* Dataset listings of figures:
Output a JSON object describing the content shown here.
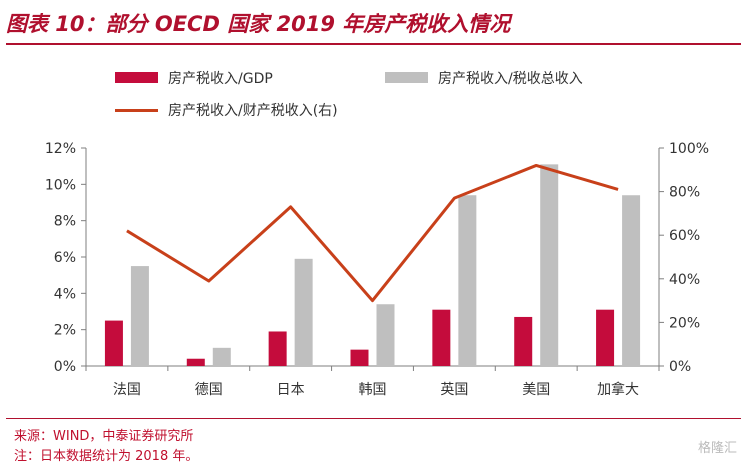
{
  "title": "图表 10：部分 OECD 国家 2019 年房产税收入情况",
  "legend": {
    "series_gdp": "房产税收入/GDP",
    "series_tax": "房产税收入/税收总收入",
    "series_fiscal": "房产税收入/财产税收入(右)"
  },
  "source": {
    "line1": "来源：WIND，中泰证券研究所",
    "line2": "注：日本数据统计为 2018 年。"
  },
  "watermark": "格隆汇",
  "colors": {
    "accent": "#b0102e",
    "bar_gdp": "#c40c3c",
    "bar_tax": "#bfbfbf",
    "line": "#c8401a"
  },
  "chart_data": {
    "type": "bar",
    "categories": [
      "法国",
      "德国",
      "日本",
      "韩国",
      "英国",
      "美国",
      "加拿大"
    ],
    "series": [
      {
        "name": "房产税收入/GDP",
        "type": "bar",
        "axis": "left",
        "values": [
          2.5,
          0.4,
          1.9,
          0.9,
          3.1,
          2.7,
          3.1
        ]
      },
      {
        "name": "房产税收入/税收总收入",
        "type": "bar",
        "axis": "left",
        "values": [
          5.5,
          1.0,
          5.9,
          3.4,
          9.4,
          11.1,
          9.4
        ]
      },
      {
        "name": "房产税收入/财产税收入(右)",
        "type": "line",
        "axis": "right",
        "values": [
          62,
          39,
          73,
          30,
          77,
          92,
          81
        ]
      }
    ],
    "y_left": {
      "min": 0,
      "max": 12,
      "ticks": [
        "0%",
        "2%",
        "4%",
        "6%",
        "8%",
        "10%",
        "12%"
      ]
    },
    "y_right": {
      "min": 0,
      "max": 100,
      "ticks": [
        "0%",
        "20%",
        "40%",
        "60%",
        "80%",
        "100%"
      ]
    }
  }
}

* What you have to do:
From the data, pick out every line that includes "name".

* The output:
        "name": "房产税收入/GDP",
        "name": "房产税收入/税收总收入",
        "name": "房产税收入/财产税收入(右)",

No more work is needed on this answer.